§ THE REQUEST: Set out the listing below as a numbered list, omitting any blank lines.

§ Annotated entries:
################

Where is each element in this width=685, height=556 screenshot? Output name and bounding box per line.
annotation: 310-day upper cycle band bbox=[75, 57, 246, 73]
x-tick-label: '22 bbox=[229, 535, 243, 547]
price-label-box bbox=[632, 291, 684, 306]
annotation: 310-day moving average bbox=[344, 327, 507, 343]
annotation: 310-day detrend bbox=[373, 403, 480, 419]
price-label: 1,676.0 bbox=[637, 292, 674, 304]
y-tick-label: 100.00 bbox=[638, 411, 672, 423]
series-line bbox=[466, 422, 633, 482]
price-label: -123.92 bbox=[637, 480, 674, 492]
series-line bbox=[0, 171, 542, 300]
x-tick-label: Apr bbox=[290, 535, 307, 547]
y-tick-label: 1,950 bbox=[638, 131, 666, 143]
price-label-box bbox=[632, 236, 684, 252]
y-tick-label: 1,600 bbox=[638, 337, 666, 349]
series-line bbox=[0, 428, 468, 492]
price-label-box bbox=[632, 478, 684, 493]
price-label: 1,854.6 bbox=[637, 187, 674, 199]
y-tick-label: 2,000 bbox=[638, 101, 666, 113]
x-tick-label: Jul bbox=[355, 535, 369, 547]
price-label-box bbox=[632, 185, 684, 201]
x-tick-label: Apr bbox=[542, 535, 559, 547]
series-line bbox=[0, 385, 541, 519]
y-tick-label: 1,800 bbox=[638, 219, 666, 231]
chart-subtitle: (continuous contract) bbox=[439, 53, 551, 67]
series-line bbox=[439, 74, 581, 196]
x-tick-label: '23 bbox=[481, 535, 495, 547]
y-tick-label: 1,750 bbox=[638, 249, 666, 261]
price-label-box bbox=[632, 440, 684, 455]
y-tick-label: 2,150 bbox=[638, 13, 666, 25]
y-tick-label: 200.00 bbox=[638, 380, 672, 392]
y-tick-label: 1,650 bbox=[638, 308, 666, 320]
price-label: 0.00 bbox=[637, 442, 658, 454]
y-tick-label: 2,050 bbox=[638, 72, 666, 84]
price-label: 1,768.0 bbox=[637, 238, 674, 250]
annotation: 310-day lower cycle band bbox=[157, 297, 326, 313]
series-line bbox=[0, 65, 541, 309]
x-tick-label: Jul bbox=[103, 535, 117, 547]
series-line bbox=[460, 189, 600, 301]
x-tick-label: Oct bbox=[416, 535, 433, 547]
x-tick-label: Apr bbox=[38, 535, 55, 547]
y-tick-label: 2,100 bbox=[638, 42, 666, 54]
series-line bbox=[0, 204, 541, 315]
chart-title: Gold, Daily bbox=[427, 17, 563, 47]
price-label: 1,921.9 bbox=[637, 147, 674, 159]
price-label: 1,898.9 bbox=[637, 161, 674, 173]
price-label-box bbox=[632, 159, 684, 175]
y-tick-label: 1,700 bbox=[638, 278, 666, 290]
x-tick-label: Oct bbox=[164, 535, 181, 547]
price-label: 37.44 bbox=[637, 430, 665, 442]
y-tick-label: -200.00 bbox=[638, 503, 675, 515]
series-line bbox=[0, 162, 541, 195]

################

§ RESULT OF THE EXERCISE:
1. Where is each element in this width=685, height=556 screenshot? Output name and bounding box per line.
2. annotation: 310-day upper cycle band bbox=[75, 57, 246, 73]
3. x-tick-label: '22 bbox=[229, 535, 243, 547]
4. price-label-box bbox=[632, 291, 684, 306]
5. annotation: 310-day moving average bbox=[344, 327, 507, 343]
6. annotation: 310-day detrend bbox=[373, 403, 480, 419]
7. price-label: 1,676.0 bbox=[637, 292, 674, 304]
8. y-tick-label: 100.00 bbox=[638, 411, 672, 423]
9. series-line bbox=[466, 422, 633, 482]
10. price-label: -123.92 bbox=[637, 480, 674, 492]
11. series-line bbox=[0, 171, 542, 300]
12. x-tick-label: Apr bbox=[290, 535, 307, 547]
13. y-tick-label: 1,950 bbox=[638, 131, 666, 143]
14. price-label-box bbox=[632, 236, 684, 252]
15. y-tick-label: 1,600 bbox=[638, 337, 666, 349]
16. series-line bbox=[0, 428, 468, 492]
17. price-label-box bbox=[632, 478, 684, 493]
18. price-label: 1,854.6 bbox=[637, 187, 674, 199]
19. y-tick-label: 2,000 bbox=[638, 101, 666, 113]
20. x-tick-label: Jul bbox=[355, 535, 369, 547]
21. price-label-box bbox=[632, 185, 684, 201]
22. x-tick-label: Apr bbox=[542, 535, 559, 547]
23. series-line bbox=[0, 385, 541, 519]
24. y-tick-label: 1,800 bbox=[638, 219, 666, 231]
25. chart-subtitle: (continuous contract) bbox=[439, 53, 551, 67]
26. series-line bbox=[439, 74, 581, 196]
27. x-tick-label: '23 bbox=[481, 535, 495, 547]
28. y-tick-label: 1,750 bbox=[638, 249, 666, 261]
29. price-label-box bbox=[632, 440, 684, 455]
30. y-tick-label: 2,150 bbox=[638, 13, 666, 25]
31. y-tick-label: 200.00 bbox=[638, 380, 672, 392]
32. y-tick-label: 1,650 bbox=[638, 308, 666, 320]
33. price-label: 0.00 bbox=[637, 442, 658, 454]
34. y-tick-label: 2,050 bbox=[638, 72, 666, 84]
35. price-label: 1,768.0 bbox=[637, 238, 674, 250]
36. annotation: 310-day lower cycle band bbox=[157, 297, 326, 313]
37. series-line bbox=[0, 65, 541, 309]
38. x-tick-label: Jul bbox=[103, 535, 117, 547]
39. series-line bbox=[460, 189, 600, 301]
40. x-tick-label: Oct bbox=[416, 535, 433, 547]
41. x-tick-label: Apr bbox=[38, 535, 55, 547]
42. y-tick-label: 2,100 bbox=[638, 42, 666, 54]
43. series-line bbox=[0, 204, 541, 315]
44. chart-title: Gold, Daily bbox=[427, 17, 563, 47]
45. price-label: 1,921.9 bbox=[637, 147, 674, 159]
46. price-label: 1,898.9 bbox=[637, 161, 674, 173]
47. price-label-box bbox=[632, 159, 684, 175]
48. y-tick-label: 1,700 bbox=[638, 278, 666, 290]
49. x-tick-label: Oct bbox=[164, 535, 181, 547]
50. price-label: 37.44 bbox=[637, 430, 665, 442]
51. y-tick-label: -200.00 bbox=[638, 503, 675, 515]
52. series-line bbox=[0, 162, 541, 195]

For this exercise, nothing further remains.